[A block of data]

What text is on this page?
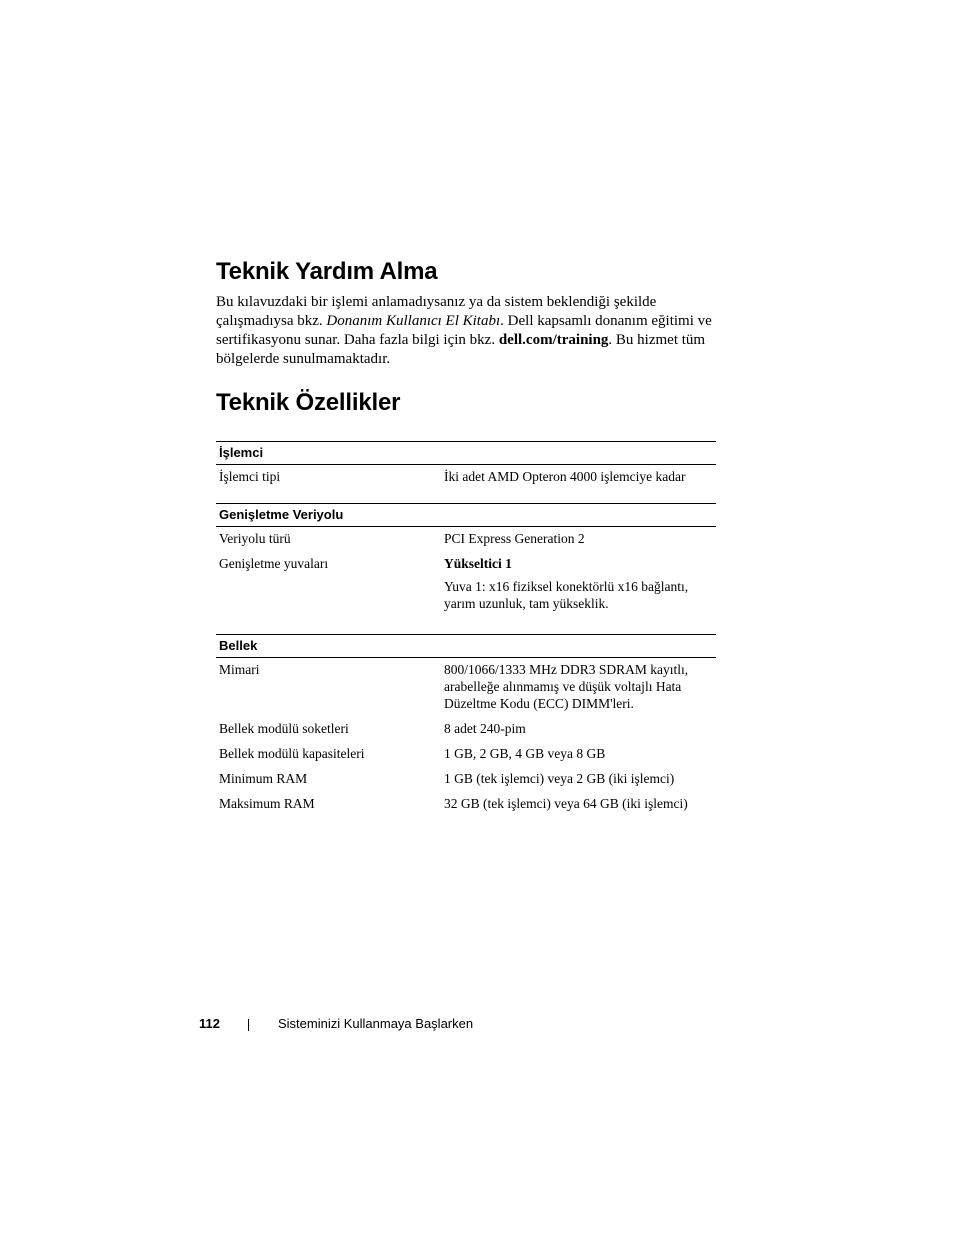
Teknik Yardım Alma

Bu kılavuzdaki bir işlemi anlamadıysanız ya da sistem beklendiği şekilde çalışmadıysa bkz. Donanım Kullanıcı El Kitabı. Dell kapsamlı donanım eğitimi ve sertifikasyonu sunar. Daha fazla bilgi için bkz. dell.com/training. Bu hizmet tüm bölgelerde sunulmamaktadır.

Teknik Özellikler
İşlemci
İşlemci tipi	İki adet AMD Opteron 4000 işlemciye kadar
Genişletme Veriyolu
Veriyolu türü	PCI Express Generation 2
Genişletme yuvaları	Yükseltici 1

Yuva 1: x16 fiziksel konektörlü x16 bağlantı, yarım uzunluk, tam yükseklik.

Bellek
Mimari	800/1066/1333 MHz DDR3 SDRAM kayıtlı, arabelleğe alınmamış ve düşük voltajlı Hata Düzeltme Kodu (ECC) DIMM'leri.
Bellek modülü soketleri	8 adet 240-pim
Bellek modülü kapasiteleri	1 GB, 2 GB, 4 GB veya 8 GB
Minimum RAM	1 GB (tek işlemci) veya 2 GB (iki işlemci)
Maksimum RAM	32 GB (tek işlemci) veya 64 GB (iki işlemci)
112	Sisteminizi Kullanmaya Başlarken
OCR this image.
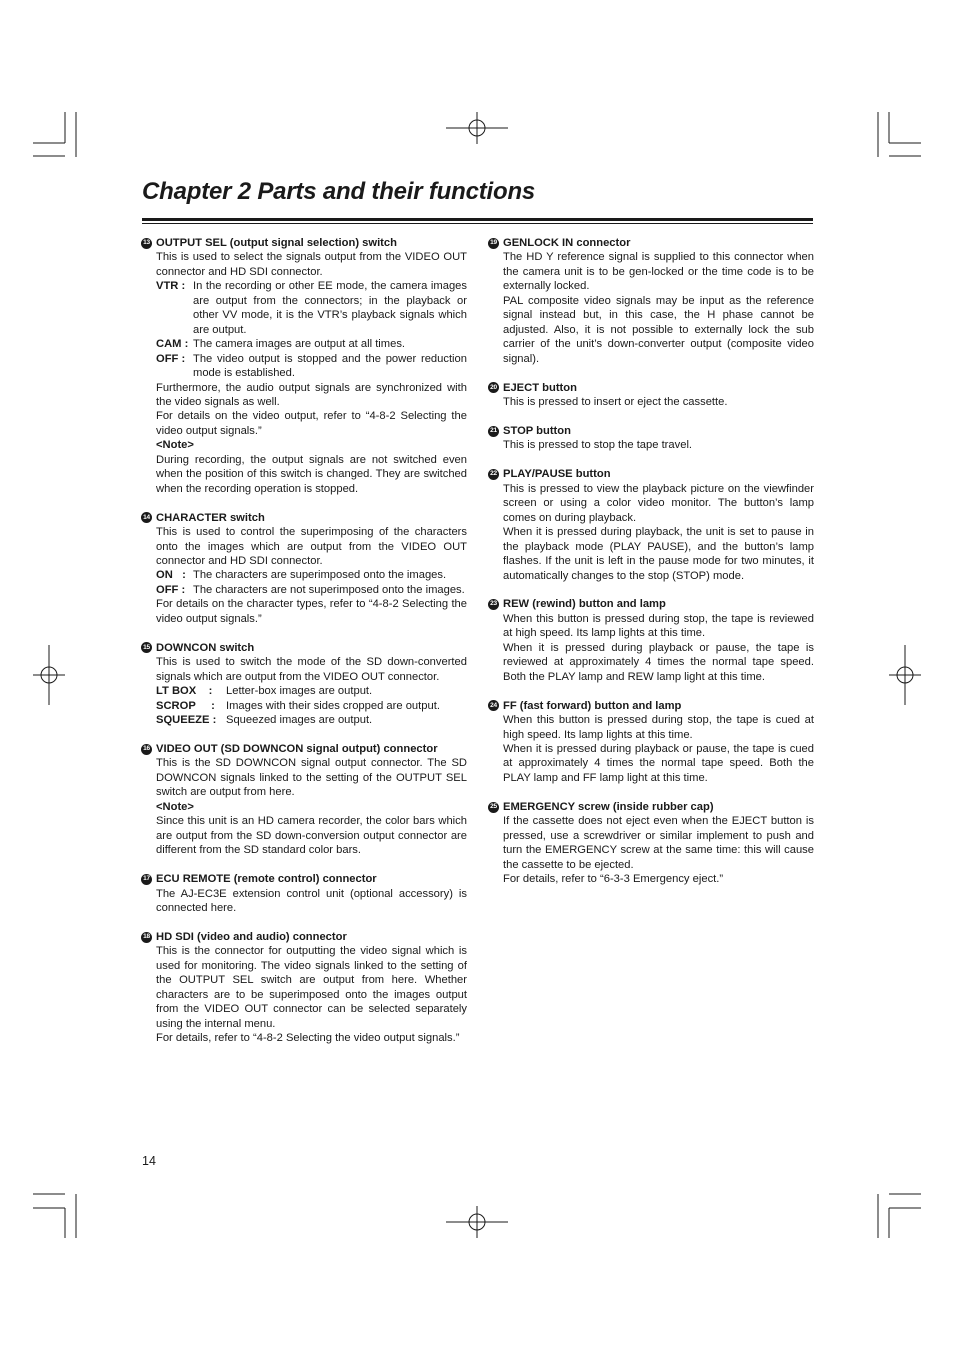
Chapter 2 Parts and their functions
13 OUTPUT SEL (output signal selection) switch

This is used to select the signals output from the VIDEO OUT connector and HD SDI connector.

VTR : In the recording or other EE mode, the camera images are output from the connectors; in the playback or other VV mode, it is the VTR’s playback signals which are output.
CAM : The camera images are output at all times.
OFF : The video output is stopped and the power reduction mode is established.

Furthermore, the audio output signals are synchronized with the video signals as well.

For details on the video output, refer to “4-8-2 Selecting the video output signals.”

<Note>

During recording, the output signals are not switched even when the position of this switch is changed. They are switched when the recording operation is stopped.

14 CHARACTER switch

This is used to control the superimposing of the characters onto the images which are output from the VIDEO OUT connector and HD SDI connector.

ON   : The characters are superimposed onto the images.
OFF : The characters are not superimposed onto the images.

For details on the character types, refer to “4-8-2 Selecting the video output signals.”

15 DOWNCON switch

This is used to switch the mode of the SD down-converted signals which are output from the VIDEO OUT connector.

LT BOX    :	Letter-box images are output.
SCROP     : Images with their sides cropped are output.
SQUEEZE : Squeezed images are output.
16 VIDEO OUT (SD DOWNCON signal output) connector

This is the SD DOWNCON signal output connector. The SD DOWNCON signals linked to the setting of the OUTPUT SEL switch are output from here.

<Note>

Since this unit is an HD camera recorder, the color bars which are output from the SD down-conversion output connector are different from the SD standard color bars.

17 ECU REMOTE (remote control) connector

The AJ-EC3E extension control unit (optional accessory) is connected here.

18 HD SDI (video and audio) connector

This is the connector for outputting the video signal which is used for monitoring. The video signals linked to the setting of the OUTPUT SEL switch are output from here. Whether characters are to be superimposed onto the images output from the VIDEO OUT connector can be selected separately using the internal menu.

For details, refer to “4-8-2 Selecting the video output signals.”

19 GENLOCK IN connector

The HD Y reference signal is supplied to this connector when the camera unit is to be gen-locked or the time code is to be externally locked.

PAL composite video signals may be input as the reference signal instead but, in this case, the H phase cannot be adjusted. Also, it is not possible to externally lock the sub carrier of the unit’s down-converter output (composite video signal).

20 EJECT button

This is pressed to insert or eject the cassette.

21 STOP button

This is pressed to stop the tape travel.

22 PLAY/PAUSE button

This is pressed to view the playback picture on the viewfinder screen or using a color video monitor. The button’s lamp comes on during playback.

When it is pressed during playback, the unit is set to pause in the playback mode (PLAY PAUSE), and the button’s lamp flashes. If the unit is left in the pause mode for two minutes, it automatically changes to the stop (STOP) mode.

23 REW (rewind) button and lamp

When this button is pressed during stop, the tape is reviewed at high speed. Its lamp lights at this time.

When it is pressed during playback or pause, the tape is reviewed at approximately 4 times the normal tape speed. Both the PLAY lamp and REW lamp light at this time.

24 FF (fast forward) button and lamp

When this button is pressed during stop, the tape is cued at high speed. Its lamp lights at this time.

When it is pressed during playback or pause, the tape is cued at approximately 4 times the normal tape speed. Both the PLAY lamp and FF lamp light at this time.

25 EMERGENCY screw (inside rubber cap)

If the cassette does not eject even when the EJECT button is pressed, use a screwdriver or similar implement to push and turn the EMERGENCY screw at the same time: this will cause the cassette to be ejected.

For details, refer to “6-3-3 Emergency eject.”

14
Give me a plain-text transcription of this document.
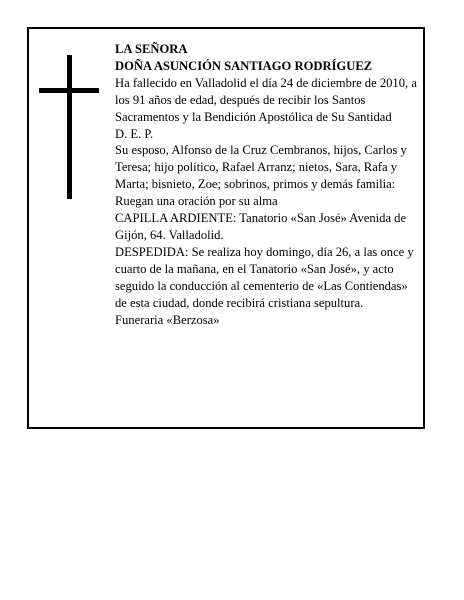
LA SEÑORA

DOÑA ASUNCIÓN SANTIAGO RODRÍGUEZ

Ha fallecido en Valladolid el día 24 de diciembre de 2010, a los 91 años de edad, después de recibir los Santos Sacramentos y la Bendición Apostólica de Su Santidad

D. E. P.

Su esposo, Alfonso de la Cruz Cembranos, hijos, Carlos y Teresa; hijo político, Rafael Arranz; nietos, Sara, Rafa y Marta; bisnieto, Zoe; sobrinos, primos y demás familia:

Ruegan una oración por su alma

CAPILLA ARDIENTE: Tanatorio «San José» Avenida de Gijón, 64. Valladolid.

DESPEDIDA: Se realiza hoy domingo, día 26, a las once y cuarto de la mañana, en el Tanatorio «San José», y acto seguido la conducción al cementerio de «Las Contiendas» de esta ciudad, donde recibirá cristiana sepultura.

Funeraria «Berzosa»
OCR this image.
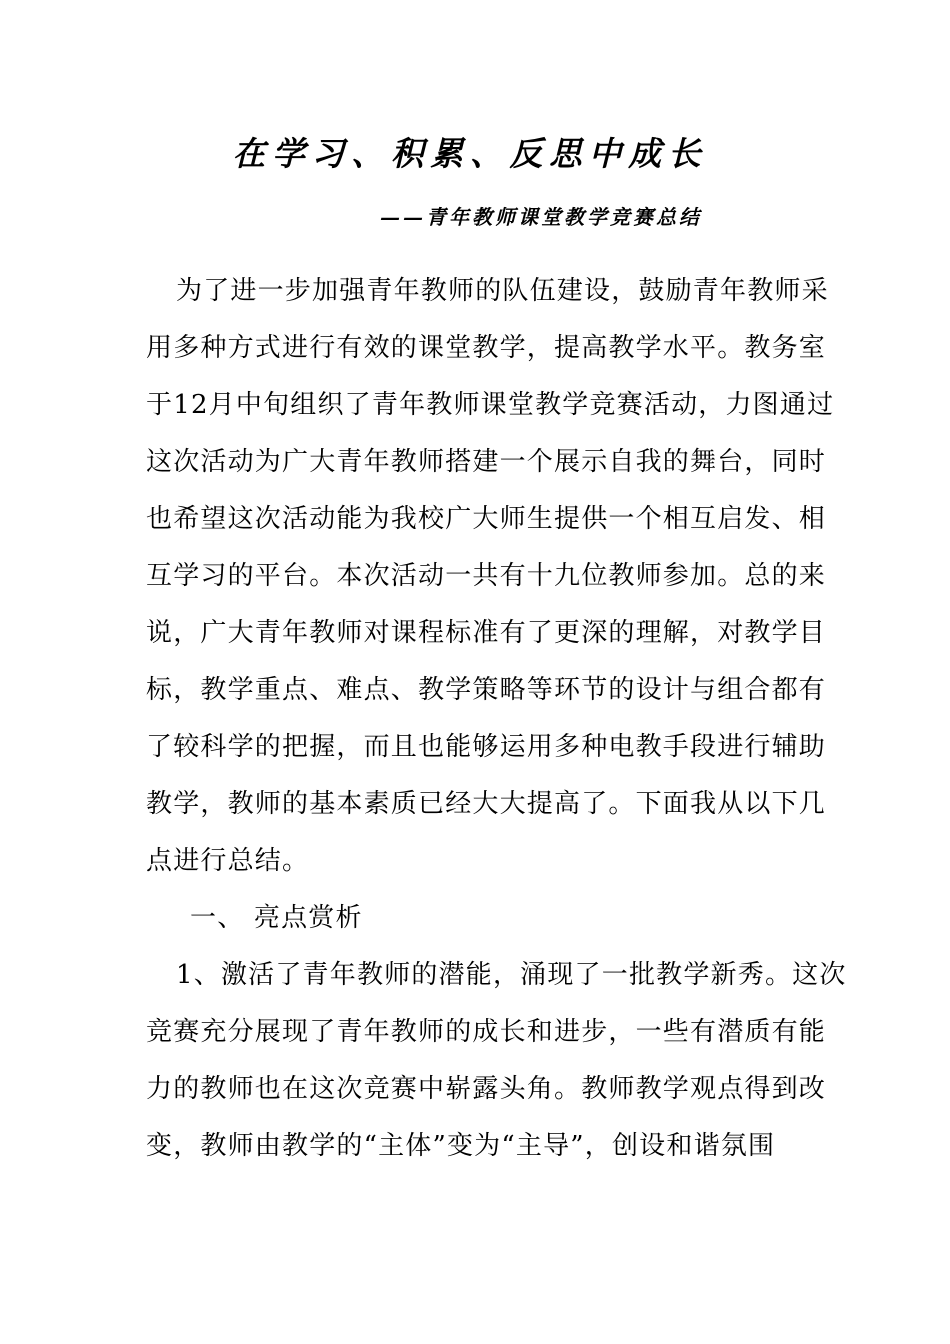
在学习、积累、反思中成长
——青年教师课堂教学竞赛总结
为了进一步加强青年教师的队伍建设，鼓励青年教师采
用多种方式进行有效的课堂教学，提高教学水平。教务室
于12月中旬组织了青年教师课堂教学竞赛活动，力图通过
这次活动为广大青年教师搭建一个展示自我的舞台，同时
也希望这次活动能为我校广大师生提供一个相互启发、相
互学习的平台。本次活动一共有十九位教师参加。总的来
说，广大青年教师对课程标准有了更深的理解，对教学目
标，教学重点、难点、教学策略等环节的设计与组合都有
了较科学的把握，而且也能够运用多种电教手段进行辅助
教学，教师的基本素质已经大大提高了。下面我从以下几
点进行总结。
一、 亮点赏析
1、激活了青年教师的潜能，涌现了一批教学新秀。这次
竞赛充分展现了青年教师的成长和进步，一些有潜质有能
力的教师也在这次竞赛中崭露头角。教师教学观点得到改
变，教师由教学的“主体”变为“主导”，创设和谐氛围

- **YOUR INSTRUCTIONS**:
A faithful copy of the records above is needed, with the pictures left out.

- **WRITTEN ANSWER**:
What text is on this page?
Teknik Yardım Alma

Bu kılavuzdaki bir işlemi anlamadıysanız ya da sistem beklendiği şekilde çalışmadıysa bkz. Donanım Kullanıcı El Kitabı. Dell kapsamlı donanım eğitimi ve sertifikasyonu sunar. Daha fazla bilgi için bkz. dell.com/training. Bu hizmet tüm bölgelerde sunulmamaktadır.

Teknik Özellikler
İşlemci
İşlemci tipi	İki adet AMD Opteron 4000 işlemciye kadar
Genişletme Veriyolu
Veriyolu türü	PCI Express Generation 2
Genişletme yuvaları	Yükseltici 1

Yuva 1: x16 fiziksel konektörlü x16 bağlantı, yarım uzunluk, tam yükseklik.

Bellek
Mimari	800/1066/1333 MHz DDR3 SDRAM kayıtlı, arabelleğe alınmamış ve düşük voltajlı Hata Düzeltme Kodu (ECC) DIMM'leri.
Bellek modülü soketleri	8 adet 240-pim
Bellek modülü kapasiteleri	1 GB, 2 GB, 4 GB veya 8 GB
Minimum RAM	1 GB (tek işlemci) veya 2 GB (iki işlemci)
Maksimum RAM	32 GB (tek işlemci) veya 64 GB (iki işlemci)
112	Sisteminizi Kullanmaya Başlarken
OCR this image.
Chapter 2 Parts and their functions
13 OUTPUT SEL (output signal selection) switch

This is used to select the signals output from the VIDEO OUT connector and HD SDI connector.

VTR : In the recording or other EE mode, the camera images are output from the connectors; in the playback or other VV mode, it is the VTR’s playback signals which are output.
CAM : The camera images are output at all times.
OFF : The video output is stopped and the power reduction mode is established.

Furthermore, the audio output signals are synchronized with the video signals as well.

For details on the video output, refer to “4-8-2 Selecting the video output signals.”

<Note>

During recording, the output signals are not switched even when the position of this switch is changed. They are switched when the recording operation is stopped.

14 CHARACTER switch

This is used to control the superimposing of the characters onto the images which are output from the VIDEO OUT connector and HD SDI connector.

ON   : The characters are superimposed onto the images.
OFF : The characters are not superimposed onto the images.

For details on the character types, refer to “4-8-2 Selecting the video output signals.”

15 DOWNCON switch

This is used to switch the mode of the SD down-converted signals which are output from the VIDEO OUT connector.

LT BOX    :	Letter-box images are output.
SCROP     : Images with their sides cropped are output.
SQUEEZE : Squeezed images are output.
16 VIDEO OUT (SD DOWNCON signal output) connector

This is the SD DOWNCON signal output connector. The SD DOWNCON signals linked to the setting of the OUTPUT SEL switch are output from here.

<Note>

Since this unit is an HD camera recorder, the color bars which are output from the SD down-conversion output connector are different from the SD standard color bars.

17 ECU REMOTE (remote control) connector

The AJ-EC3E extension control unit (optional accessory) is connected here.

18 HD SDI (video and audio) connector

This is the connector for outputting the video signal which is used for monitoring. The video signals linked to the setting of the OUTPUT SEL switch are output from here. Whether characters are to be superimposed onto the images output from the VIDEO OUT connector can be selected separately using the internal menu.

For details, refer to “4-8-2 Selecting the video output signals.”

19 GENLOCK IN connector

The HD Y reference signal is supplied to this connector when the camera unit is to be gen-locked or the time code is to be externally locked.

PAL composite video signals may be input as the reference signal instead but, in this case, the H phase cannot be adjusted. Also, it is not possible to externally lock the sub carrier of the unit’s down-converter output (composite video signal).

20 EJECT button

This is pressed to insert or eject the cassette.

21 STOP button

This is pressed to stop the tape travel.

22 PLAY/PAUSE button

This is pressed to view the playback picture on the viewfinder screen or using a color video monitor. The button’s lamp comes on during playback.

When it is pressed during playback, the unit is set to pause in the playback mode (PLAY PAUSE), and the button’s lamp flashes. If the unit is left in the pause mode for two minutes, it automatically changes to the stop (STOP) mode.

23 REW (rewind) button and lamp

When this button is pressed during stop, the tape is reviewed at high speed. Its lamp lights at this time.

When it is pressed during playback or pause, the tape is reviewed at approximately 4 times the normal tape speed. Both the PLAY lamp and REW lamp light at this time.

24 FF (fast forward) button and lamp

When this button is pressed during stop, the tape is cued at high speed. Its lamp lights at this time.

When it is pressed during playback or pause, the tape is cued at approximately 4 times the normal tape speed. Both the PLAY lamp and FF lamp light at this time.

25 EMERGENCY screw (inside rubber cap)

If the cassette does not eject even when the EJECT button is pressed, use a screwdriver or similar implement to push and turn the EMERGENCY screw at the same time: this will cause the cassette to be ejected.

For details, refer to “6-3-3 Emergency eject.”

14
Give me a plain-text transcription of this document.
LA SEÑORA

DOÑA ASUNCIÓN SANTIAGO RODRÍGUEZ

Ha fallecido en Valladolid el día 24 de diciembre de 2010, a los 91 años de edad, después de recibir los Santos Sacramentos y la Bendición Apostólica de Su Santidad

D. E. P.

Su esposo, Alfonso de la Cruz Cembranos, hijos, Carlos y Teresa; hijo político, Rafael Arranz; nietos, Sara, Rafa y Marta; bisnieto, Zoe; sobrinos, primos y demás familia:

Ruegan una oración por su alma

CAPILLA ARDIENTE: Tanatorio «San José» Avenida de Gijón, 64. Valladolid.

DESPEDIDA: Se realiza hoy domingo, día 26, a las once y cuarto de la mañana, en el Tanatorio «San José», y acto seguido la conducción al cementerio de «Las Contiendas» de esta ciudad, donde recibirá cristiana sepultura.

Funeraria «Berzosa»
OCR this image.
在学习、积累、反思中成长
——青年教师课堂教学竞赛总结
为了进一步加强青年教师的队伍建设，鼓励青年教师采
用多种方式进行有效的课堂教学，提高教学水平。教务室
于12月中旬组织了青年教师课堂教学竞赛活动，力图通过
这次活动为广大青年教师搭建一个展示自我的舞台，同时
也希望这次活动能为我校广大师生提供一个相互启发、相
互学习的平台。本次活动一共有十九位教师参加。总的来
说，广大青年教师对课程标准有了更深的理解，对教学目
标，教学重点、难点、教学策略等环节的设计与组合都有
了较科学的把握，而且也能够运用多种电教手段进行辅助
教学，教师的基本素质已经大大提高了。下面我从以下几
点进行总结。
一、 亮点赏析
1、激活了青年教师的潜能，涌现了一批教学新秀。这次
竞赛充分展现了青年教师的成长和进步，一些有潜质有能
力的教师也在这次竞赛中崭露头角。教师教学观点得到改
变，教师由教学的“主体”变为“主导”，创设和谐氛围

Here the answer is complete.